Items listed in a dataset:
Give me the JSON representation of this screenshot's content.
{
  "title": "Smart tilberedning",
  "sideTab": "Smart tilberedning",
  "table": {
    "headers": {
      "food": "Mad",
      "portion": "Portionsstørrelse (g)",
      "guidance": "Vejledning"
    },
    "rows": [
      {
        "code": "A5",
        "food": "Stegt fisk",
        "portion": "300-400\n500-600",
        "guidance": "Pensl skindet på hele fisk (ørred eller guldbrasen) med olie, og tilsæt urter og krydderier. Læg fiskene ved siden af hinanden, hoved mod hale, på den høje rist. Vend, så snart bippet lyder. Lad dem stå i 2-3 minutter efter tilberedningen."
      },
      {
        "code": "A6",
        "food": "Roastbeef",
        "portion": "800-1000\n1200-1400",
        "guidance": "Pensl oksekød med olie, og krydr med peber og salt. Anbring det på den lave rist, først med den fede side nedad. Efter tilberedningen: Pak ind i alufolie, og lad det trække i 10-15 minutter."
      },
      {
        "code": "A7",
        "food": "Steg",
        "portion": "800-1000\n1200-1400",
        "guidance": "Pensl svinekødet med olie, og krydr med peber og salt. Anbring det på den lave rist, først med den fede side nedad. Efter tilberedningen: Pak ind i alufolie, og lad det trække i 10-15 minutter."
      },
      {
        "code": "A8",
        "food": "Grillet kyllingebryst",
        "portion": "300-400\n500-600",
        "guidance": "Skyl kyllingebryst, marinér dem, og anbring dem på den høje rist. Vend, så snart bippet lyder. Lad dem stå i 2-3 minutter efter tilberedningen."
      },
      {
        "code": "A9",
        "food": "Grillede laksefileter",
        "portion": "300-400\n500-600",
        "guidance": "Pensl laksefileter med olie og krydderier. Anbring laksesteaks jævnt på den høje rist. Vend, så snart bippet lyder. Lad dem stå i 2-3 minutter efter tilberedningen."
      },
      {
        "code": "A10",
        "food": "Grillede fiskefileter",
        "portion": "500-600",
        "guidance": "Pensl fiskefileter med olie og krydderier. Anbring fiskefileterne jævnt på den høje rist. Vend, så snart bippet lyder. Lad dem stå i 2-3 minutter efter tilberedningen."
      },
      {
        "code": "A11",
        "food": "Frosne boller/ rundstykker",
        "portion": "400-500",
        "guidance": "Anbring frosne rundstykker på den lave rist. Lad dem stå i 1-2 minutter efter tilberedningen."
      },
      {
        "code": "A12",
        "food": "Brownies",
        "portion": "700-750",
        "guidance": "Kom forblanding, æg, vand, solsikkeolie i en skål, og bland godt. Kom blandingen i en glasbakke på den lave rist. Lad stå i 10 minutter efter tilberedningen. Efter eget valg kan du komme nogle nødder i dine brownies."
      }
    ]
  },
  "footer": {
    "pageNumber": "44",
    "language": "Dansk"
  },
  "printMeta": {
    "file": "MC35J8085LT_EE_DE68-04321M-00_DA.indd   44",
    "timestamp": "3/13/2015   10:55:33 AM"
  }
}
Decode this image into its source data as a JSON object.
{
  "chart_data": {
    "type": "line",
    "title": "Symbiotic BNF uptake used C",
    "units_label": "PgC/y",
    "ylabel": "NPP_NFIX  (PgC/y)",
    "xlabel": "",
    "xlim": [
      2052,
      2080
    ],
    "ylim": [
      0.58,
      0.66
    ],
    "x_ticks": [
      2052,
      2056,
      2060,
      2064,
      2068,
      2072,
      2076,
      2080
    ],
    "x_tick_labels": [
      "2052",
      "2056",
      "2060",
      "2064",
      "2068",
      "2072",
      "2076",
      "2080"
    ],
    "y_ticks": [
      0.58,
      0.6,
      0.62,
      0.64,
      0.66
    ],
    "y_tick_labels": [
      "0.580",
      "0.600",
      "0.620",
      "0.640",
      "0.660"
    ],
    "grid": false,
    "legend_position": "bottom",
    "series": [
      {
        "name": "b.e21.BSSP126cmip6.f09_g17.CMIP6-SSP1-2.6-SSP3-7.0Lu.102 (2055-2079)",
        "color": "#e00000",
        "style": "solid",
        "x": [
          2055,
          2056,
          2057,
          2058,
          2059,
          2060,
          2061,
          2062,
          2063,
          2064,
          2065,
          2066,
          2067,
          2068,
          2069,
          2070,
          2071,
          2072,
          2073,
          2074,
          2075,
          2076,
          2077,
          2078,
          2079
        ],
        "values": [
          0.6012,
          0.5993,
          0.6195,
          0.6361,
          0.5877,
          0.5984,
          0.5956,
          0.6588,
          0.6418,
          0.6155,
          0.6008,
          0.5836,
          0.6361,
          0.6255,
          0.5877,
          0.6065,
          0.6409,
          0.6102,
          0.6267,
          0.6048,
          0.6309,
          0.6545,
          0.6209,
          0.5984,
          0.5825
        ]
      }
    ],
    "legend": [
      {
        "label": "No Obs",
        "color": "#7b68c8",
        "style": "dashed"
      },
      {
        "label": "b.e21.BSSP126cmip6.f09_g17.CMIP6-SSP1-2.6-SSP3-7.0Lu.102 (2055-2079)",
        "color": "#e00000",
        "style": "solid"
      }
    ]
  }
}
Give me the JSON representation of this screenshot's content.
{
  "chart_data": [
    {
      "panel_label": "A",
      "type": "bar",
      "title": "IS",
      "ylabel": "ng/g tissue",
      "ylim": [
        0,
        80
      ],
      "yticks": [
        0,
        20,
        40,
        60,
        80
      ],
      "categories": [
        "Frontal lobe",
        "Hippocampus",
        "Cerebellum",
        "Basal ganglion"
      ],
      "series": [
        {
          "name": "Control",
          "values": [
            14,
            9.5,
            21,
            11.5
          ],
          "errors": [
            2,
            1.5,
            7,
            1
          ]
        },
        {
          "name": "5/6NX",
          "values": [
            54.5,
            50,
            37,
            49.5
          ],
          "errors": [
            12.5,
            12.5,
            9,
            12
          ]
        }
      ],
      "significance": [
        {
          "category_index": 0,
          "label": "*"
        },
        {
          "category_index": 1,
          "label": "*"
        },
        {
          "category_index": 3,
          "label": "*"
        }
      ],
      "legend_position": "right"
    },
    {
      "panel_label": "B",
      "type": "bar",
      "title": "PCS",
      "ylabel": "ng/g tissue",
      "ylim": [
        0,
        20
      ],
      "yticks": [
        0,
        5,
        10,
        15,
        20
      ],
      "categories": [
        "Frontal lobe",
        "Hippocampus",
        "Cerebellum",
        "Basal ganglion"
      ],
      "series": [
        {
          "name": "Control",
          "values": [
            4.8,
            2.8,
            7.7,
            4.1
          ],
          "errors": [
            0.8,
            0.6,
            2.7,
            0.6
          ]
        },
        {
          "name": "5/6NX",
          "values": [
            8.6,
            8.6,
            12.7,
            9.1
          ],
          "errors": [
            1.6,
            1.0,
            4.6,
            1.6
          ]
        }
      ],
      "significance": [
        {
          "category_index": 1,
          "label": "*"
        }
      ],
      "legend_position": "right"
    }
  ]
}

PROBLEM DESCRIPTION |
Copy out all of the records shown above exactly.

SOLUTION FOR THIS PROBLEM |
Give me the JSON representation of this screenshot's content.
{
  "title": "Smart tilberedning",
  "sideTab": "Smart tilberedning",
  "table": {
    "headers": {
      "food": "Mad",
      "portion": "Portionsstørrelse (g)",
      "guidance": "Vejledning"
    },
    "rows": [
      {
        "code": "A5",
        "food": "Stegt fisk",
        "portion": "300-400\n500-600",
        "guidance": "Pensl skindet på hele fisk (ørred eller guldbrasen) med olie, og tilsæt urter og krydderier. Læg fiskene ved siden af hinanden, hoved mod hale, på den høje rist. Vend, så snart bippet lyder. Lad dem stå i 2-3 minutter efter tilberedningen."
      },
      {
        "code": "A6",
        "food": "Roastbeef",
        "portion": "800-1000\n1200-1400",
        "guidance": "Pensl oksekød med olie, og krydr med peber og salt. Anbring det på den lave rist, først med den fede side nedad. Efter tilberedningen: Pak ind i alufolie, og lad det trække i 10-15 minutter."
      },
      {
        "code": "A7",
        "food": "Steg",
        "portion": "800-1000\n1200-1400",
        "guidance": "Pensl svinekødet med olie, og krydr med peber og salt. Anbring det på den lave rist, først med den fede side nedad. Efter tilberedningen: Pak ind i alufolie, og lad det trække i 10-15 minutter."
      },
      {
        "code": "A8",
        "food": "Grillet kyllingebryst",
        "portion": "300-400\n500-600",
        "guidance": "Skyl kyllingebryst, marinér dem, og anbring dem på den høje rist. Vend, så snart bippet lyder. Lad dem stå i 2-3 minutter efter tilberedningen."
      },
      {
        "code": "A9",
        "food": "Grillede laksefileter",
        "portion": "300-400\n500-600",
        "guidance": "Pensl laksefileter med olie og krydderier. Anbring laksesteaks jævnt på den høje rist. Vend, så snart bippet lyder. Lad dem stå i 2-3 minutter efter tilberedningen."
      },
      {
        "code": "A10",
        "food": "Grillede fiskefileter",
        "portion": "500-600",
        "guidance": "Pensl fiskefileter med olie og krydderier. Anbring fiskefileterne jævnt på den høje rist. Vend, så snart bippet lyder. Lad dem stå i 2-3 minutter efter tilberedningen."
      },
      {
        "code": "A11",
        "food": "Frosne boller/ rundstykker",
        "portion": "400-500",
        "guidance": "Anbring frosne rundstykker på den lave rist. Lad dem stå i 1-2 minutter efter tilberedningen."
      },
      {
        "code": "A12",
        "food": "Brownies",
        "portion": "700-750",
        "guidance": "Kom forblanding, æg, vand, solsikkeolie i en skål, og bland godt. Kom blandingen i en glasbakke på den lave rist. Lad stå i 10 minutter efter tilberedningen. Efter eget valg kan du komme nogle nødder i dine brownies."
      }
    ]
  },
  "footer": {
    "pageNumber": "44",
    "language": "Dansk"
  },
  "printMeta": {
    "file": "MC35J8085LT_EE_DE68-04321M-00_DA.indd   44",
    "timestamp": "3/13/2015   10:55:33 AM"
  }
}
Decode this image into its source data as a JSON object.
{
  "chart_data": {
    "type": "line",
    "title": "Symbiotic BNF uptake used C",
    "units_label": "PgC/y",
    "ylabel": "NPP_NFIX  (PgC/y)",
    "xlabel": "",
    "xlim": [
      2052,
      2080
    ],
    "ylim": [
      0.58,
      0.66
    ],
    "x_ticks": [
      2052,
      2056,
      2060,
      2064,
      2068,
      2072,
      2076,
      2080
    ],
    "x_tick_labels": [
      "2052",
      "2056",
      "2060",
      "2064",
      "2068",
      "2072",
      "2076",
      "2080"
    ],
    "y_ticks": [
      0.58,
      0.6,
      0.62,
      0.64,
      0.66
    ],
    "y_tick_labels": [
      "0.580",
      "0.600",
      "0.620",
      "0.640",
      "0.660"
    ],
    "grid": false,
    "legend_position": "bottom",
    "series": [
      {
        "name": "b.e21.BSSP126cmip6.f09_g17.CMIP6-SSP1-2.6-SSP3-7.0Lu.102 (2055-2079)",
        "color": "#e00000",
        "style": "solid",
        "x": [
          2055,
          2056,
          2057,
          2058,
          2059,
          2060,
          2061,
          2062,
          2063,
          2064,
          2065,
          2066,
          2067,
          2068,
          2069,
          2070,
          2071,
          2072,
          2073,
          2074,
          2075,
          2076,
          2077,
          2078,
          2079
        ],
        "values": [
          0.6012,
          0.5993,
          0.6195,
          0.6361,
          0.5877,
          0.5984,
          0.5956,
          0.6588,
          0.6418,
          0.6155,
          0.6008,
          0.5836,
          0.6361,
          0.6255,
          0.5877,
          0.6065,
          0.6409,
          0.6102,
          0.6267,
          0.6048,
          0.6309,
          0.6545,
          0.6209,
          0.5984,
          0.5825
        ]
      }
    ],
    "legend": [
      {
        "label": "No Obs",
        "color": "#7b68c8",
        "style": "dashed"
      },
      {
        "label": "b.e21.BSSP126cmip6.f09_g17.CMIP6-SSP1-2.6-SSP3-7.0Lu.102 (2055-2079)",
        "color": "#e00000",
        "style": "solid"
      }
    ]
  }
}
Give me the JSON representation of this screenshot's content.
{
  "chart_data": [
    {
      "panel_label": "A",
      "type": "bar",
      "title": "IS",
      "ylabel": "ng/g tissue",
      "ylim": [
        0,
        80
      ],
      "yticks": [
        0,
        20,
        40,
        60,
        80
      ],
      "categories": [
        "Frontal lobe",
        "Hippocampus",
        "Cerebellum",
        "Basal ganglion"
      ],
      "series": [
        {
          "name": "Control",
          "values": [
            14,
            9.5,
            21,
            11.5
          ],
          "errors": [
            2,
            1.5,
            7,
            1
          ]
        },
        {
          "name": "5/6NX",
          "values": [
            54.5,
            50,
            37,
            49.5
          ],
          "errors": [
            12.5,
            12.5,
            9,
            12
          ]
        }
      ],
      "significance": [
        {
          "category_index": 0,
          "label": "*"
        },
        {
          "category_index": 1,
          "label": "*"
        },
        {
          "category_index": 3,
          "label": "*"
        }
      ],
      "legend_position": "right"
    },
    {
      "panel_label": "B",
      "type": "bar",
      "title": "PCS",
      "ylabel": "ng/g tissue",
      "ylim": [
        0,
        20
      ],
      "yticks": [
        0,
        5,
        10,
        15,
        20
      ],
      "categories": [
        "Frontal lobe",
        "Hippocampus",
        "Cerebellum",
        "Basal ganglion"
      ],
      "series": [
        {
          "name": "Control",
          "values": [
            4.8,
            2.8,
            7.7,
            4.1
          ],
          "errors": [
            0.8,
            0.6,
            2.7,
            0.6
          ]
        },
        {
          "name": "5/6NX",
          "values": [
            8.6,
            8.6,
            12.7,
            9.1
          ],
          "errors": [
            1.6,
            1.0,
            4.6,
            1.6
          ]
        }
      ],
      "significance": [
        {
          "category_index": 1,
          "label": "*"
        }
      ],
      "legend_position": "right"
    }
  ]
}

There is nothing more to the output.